• _Work required_: All of the material below is to be repeated exactly.

== Data entries ==

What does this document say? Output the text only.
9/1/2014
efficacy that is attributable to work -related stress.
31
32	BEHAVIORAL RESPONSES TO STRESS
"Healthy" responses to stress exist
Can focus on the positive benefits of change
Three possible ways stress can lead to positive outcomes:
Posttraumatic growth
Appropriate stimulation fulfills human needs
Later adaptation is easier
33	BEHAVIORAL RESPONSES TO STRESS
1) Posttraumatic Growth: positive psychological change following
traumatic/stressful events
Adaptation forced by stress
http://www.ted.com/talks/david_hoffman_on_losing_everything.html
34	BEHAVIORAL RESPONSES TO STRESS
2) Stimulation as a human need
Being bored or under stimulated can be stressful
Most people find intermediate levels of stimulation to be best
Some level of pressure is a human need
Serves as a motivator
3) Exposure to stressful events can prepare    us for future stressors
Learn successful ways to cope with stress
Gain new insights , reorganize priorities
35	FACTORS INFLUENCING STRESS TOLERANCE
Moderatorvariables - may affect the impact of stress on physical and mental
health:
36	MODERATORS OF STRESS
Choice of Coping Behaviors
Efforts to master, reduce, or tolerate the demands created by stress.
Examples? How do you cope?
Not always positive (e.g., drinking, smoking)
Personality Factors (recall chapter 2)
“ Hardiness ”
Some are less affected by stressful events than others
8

===

• _Task result_:
What does this document say? Output the text only.
9/1/2014
efficacy that is attributable to work -related stress.
31
32	BEHAVIORAL RESPONSES TO STRESS
"Healthy" responses to stress exist
Can focus on the positive benefits of change
Three possible ways stress can lead to positive outcomes:
Posttraumatic growth
Appropriate stimulation fulfills human needs
Later adaptation is easier
33	BEHAVIORAL RESPONSES TO STRESS
1) Posttraumatic Growth: positive psychological change following
traumatic/stressful events
Adaptation forced by stress
http://www.ted.com/talks/david_hoffman_on_losing_everything.html
34	BEHAVIORAL RESPONSES TO STRESS
2) Stimulation as a human need
Being bored or under stimulated can be stressful
Most people find intermediate levels of stimulation to be best
Some level of pressure is a human need
Serves as a motivator
3) Exposure to stressful events can prepare    us for future stressors
Learn successful ways to cope with stress
Gain new insights , reorganize priorities
35	FACTORS INFLUENCING STRESS TOLERANCE
Moderatorvariables - may affect the impact of stress on physical and mental
health:
36	MODERATORS OF STRESS
Choice of Coping Behaviors
Efforts to master, reduce, or tolerate the demands created by stress.
Examples? How do you cope?
Not always positive (e.g., drinking, smoking)
Personality Factors (recall chapter 2)
“ Hardiness ”
Some are less affected by stressful events than others
8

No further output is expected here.